Request:
In the entries below, identify every line with the string "this" and copy it.

Data to process:
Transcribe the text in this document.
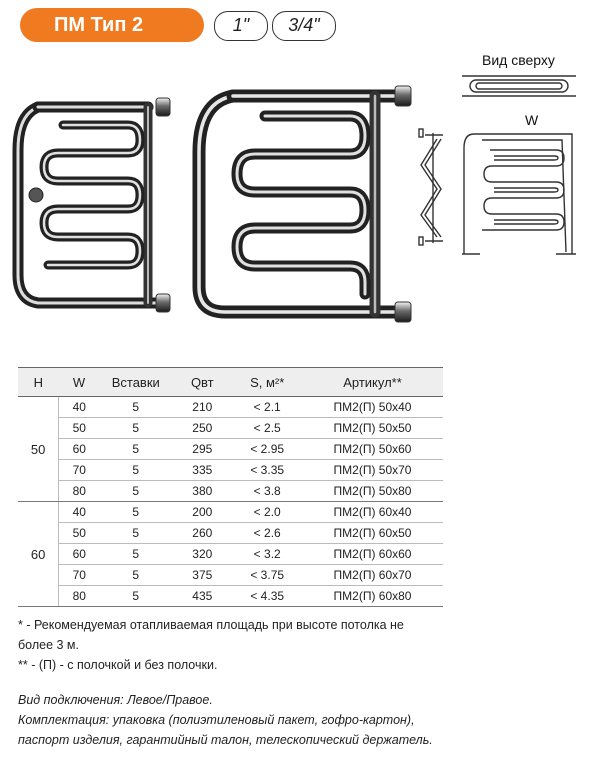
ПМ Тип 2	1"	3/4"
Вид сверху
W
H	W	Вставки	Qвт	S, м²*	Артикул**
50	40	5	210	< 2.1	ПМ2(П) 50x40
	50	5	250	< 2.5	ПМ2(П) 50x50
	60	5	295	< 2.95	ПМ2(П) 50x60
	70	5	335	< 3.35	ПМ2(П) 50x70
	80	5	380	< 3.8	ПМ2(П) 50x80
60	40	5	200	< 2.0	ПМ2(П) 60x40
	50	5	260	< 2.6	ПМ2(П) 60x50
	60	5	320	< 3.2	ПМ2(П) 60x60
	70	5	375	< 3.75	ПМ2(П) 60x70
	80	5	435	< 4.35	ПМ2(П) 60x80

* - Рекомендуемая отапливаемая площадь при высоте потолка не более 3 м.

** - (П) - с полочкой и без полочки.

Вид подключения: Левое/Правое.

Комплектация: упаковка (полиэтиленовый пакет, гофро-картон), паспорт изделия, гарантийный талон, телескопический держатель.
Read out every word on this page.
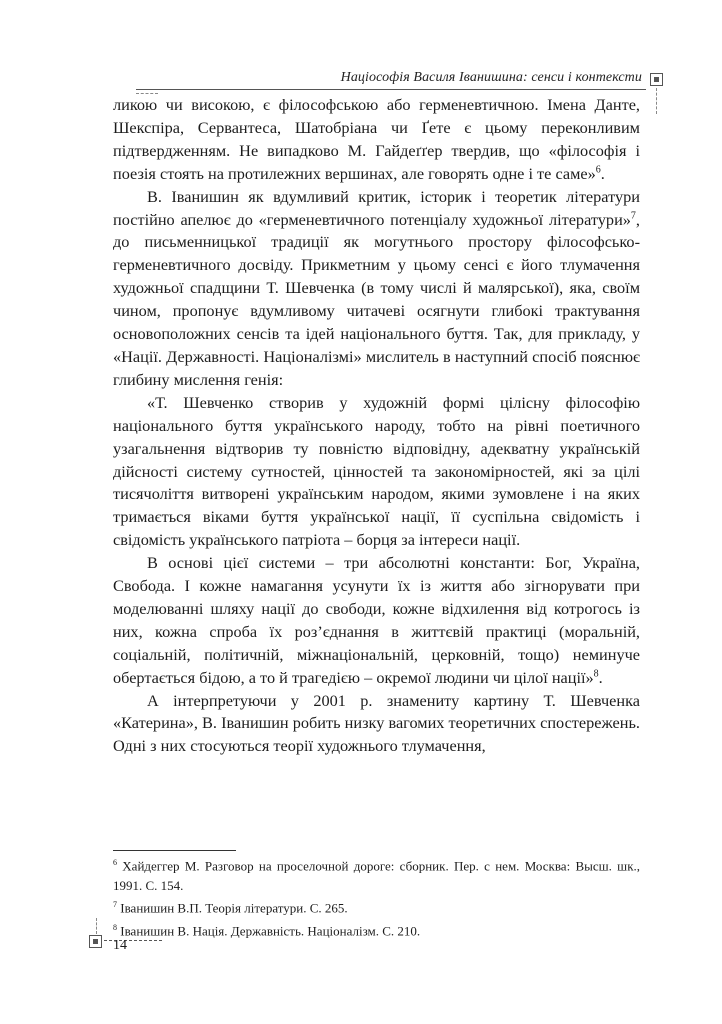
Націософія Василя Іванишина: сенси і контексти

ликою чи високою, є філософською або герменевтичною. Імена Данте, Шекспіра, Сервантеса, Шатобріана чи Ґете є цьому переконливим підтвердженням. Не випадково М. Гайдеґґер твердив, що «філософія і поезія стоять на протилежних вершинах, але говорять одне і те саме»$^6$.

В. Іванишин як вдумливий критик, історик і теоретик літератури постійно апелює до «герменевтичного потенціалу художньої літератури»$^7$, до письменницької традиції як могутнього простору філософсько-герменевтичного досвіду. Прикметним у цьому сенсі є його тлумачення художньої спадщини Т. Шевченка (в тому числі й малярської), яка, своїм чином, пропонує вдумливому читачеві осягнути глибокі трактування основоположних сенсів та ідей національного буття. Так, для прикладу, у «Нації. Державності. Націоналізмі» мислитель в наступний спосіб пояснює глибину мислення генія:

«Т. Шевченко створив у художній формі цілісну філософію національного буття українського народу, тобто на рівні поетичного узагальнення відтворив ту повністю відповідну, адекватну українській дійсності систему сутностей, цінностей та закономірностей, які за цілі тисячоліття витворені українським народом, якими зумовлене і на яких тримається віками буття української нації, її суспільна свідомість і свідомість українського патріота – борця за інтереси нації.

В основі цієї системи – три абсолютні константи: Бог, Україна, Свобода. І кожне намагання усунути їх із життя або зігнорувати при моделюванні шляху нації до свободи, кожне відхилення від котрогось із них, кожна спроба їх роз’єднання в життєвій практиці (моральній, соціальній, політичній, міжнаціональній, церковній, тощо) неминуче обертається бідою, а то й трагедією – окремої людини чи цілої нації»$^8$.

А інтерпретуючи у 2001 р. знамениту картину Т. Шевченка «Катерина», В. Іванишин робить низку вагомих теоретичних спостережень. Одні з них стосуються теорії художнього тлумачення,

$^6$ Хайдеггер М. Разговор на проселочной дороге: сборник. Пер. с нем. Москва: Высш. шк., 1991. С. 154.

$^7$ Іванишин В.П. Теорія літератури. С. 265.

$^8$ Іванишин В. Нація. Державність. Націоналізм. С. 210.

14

...

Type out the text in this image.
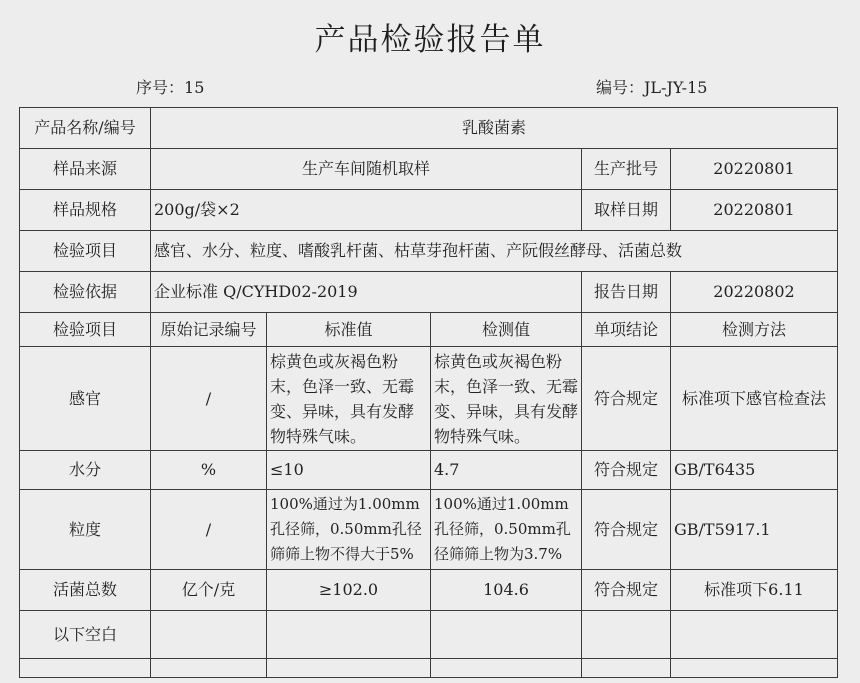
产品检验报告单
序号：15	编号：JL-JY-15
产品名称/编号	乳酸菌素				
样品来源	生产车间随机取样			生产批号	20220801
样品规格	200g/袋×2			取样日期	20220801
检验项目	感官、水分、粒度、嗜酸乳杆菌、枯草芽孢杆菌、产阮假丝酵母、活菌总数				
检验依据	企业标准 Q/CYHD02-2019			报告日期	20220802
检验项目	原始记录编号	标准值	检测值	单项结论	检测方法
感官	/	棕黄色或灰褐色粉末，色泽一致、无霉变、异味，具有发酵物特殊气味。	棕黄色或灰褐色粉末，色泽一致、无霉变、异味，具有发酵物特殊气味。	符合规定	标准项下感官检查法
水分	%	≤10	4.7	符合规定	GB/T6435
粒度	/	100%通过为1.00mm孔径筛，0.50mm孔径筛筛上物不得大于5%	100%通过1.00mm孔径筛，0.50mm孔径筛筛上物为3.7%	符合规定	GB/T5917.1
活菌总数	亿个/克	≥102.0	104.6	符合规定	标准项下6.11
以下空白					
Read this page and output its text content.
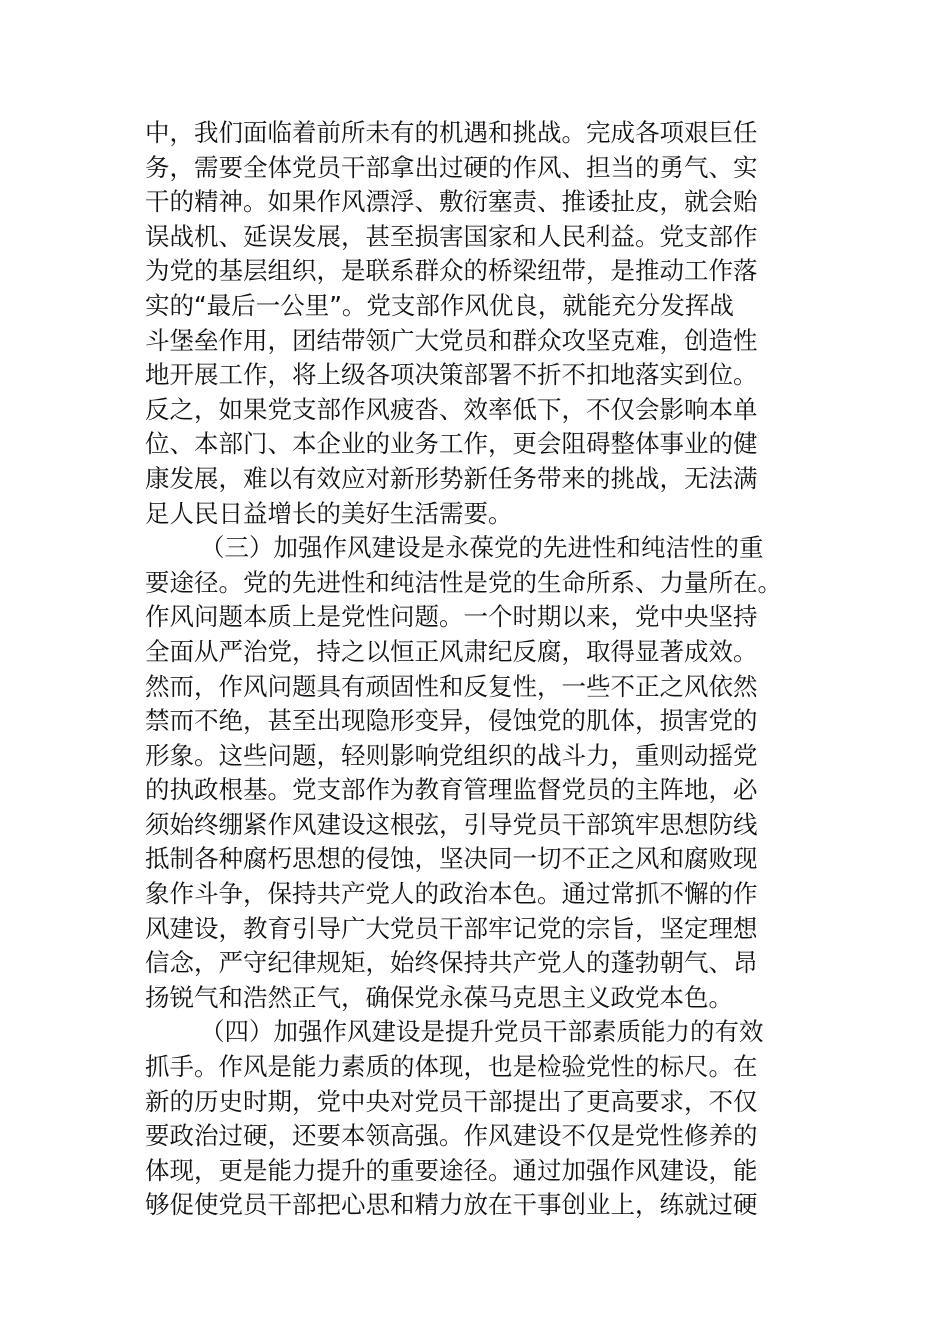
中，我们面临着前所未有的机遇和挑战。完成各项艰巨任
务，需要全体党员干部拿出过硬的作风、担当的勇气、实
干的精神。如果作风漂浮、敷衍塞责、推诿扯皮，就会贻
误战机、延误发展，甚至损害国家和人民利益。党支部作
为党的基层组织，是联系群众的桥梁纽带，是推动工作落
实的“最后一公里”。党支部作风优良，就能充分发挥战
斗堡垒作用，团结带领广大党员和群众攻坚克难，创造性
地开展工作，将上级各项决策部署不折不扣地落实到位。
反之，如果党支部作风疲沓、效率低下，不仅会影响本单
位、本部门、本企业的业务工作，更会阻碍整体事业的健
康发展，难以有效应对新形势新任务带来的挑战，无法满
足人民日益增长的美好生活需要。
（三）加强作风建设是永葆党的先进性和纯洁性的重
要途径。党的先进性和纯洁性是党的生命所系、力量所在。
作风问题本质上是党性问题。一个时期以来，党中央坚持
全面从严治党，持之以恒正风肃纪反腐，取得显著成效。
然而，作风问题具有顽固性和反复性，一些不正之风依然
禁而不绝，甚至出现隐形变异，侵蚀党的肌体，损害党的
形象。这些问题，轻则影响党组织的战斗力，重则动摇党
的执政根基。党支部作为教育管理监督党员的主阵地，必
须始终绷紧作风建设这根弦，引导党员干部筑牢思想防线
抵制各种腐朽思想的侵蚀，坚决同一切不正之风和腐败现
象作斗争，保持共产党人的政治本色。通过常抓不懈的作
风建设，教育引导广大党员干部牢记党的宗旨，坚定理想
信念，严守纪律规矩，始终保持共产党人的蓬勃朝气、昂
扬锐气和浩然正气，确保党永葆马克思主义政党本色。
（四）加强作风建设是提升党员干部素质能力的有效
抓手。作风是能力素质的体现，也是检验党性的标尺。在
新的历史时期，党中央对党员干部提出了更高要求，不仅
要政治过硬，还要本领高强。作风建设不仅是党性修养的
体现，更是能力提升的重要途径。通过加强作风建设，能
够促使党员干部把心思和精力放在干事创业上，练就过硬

Task solution:
Transcribe the text in this document.
Read out every word on this page.
Type out the text in this image.
Read this page and output its text content.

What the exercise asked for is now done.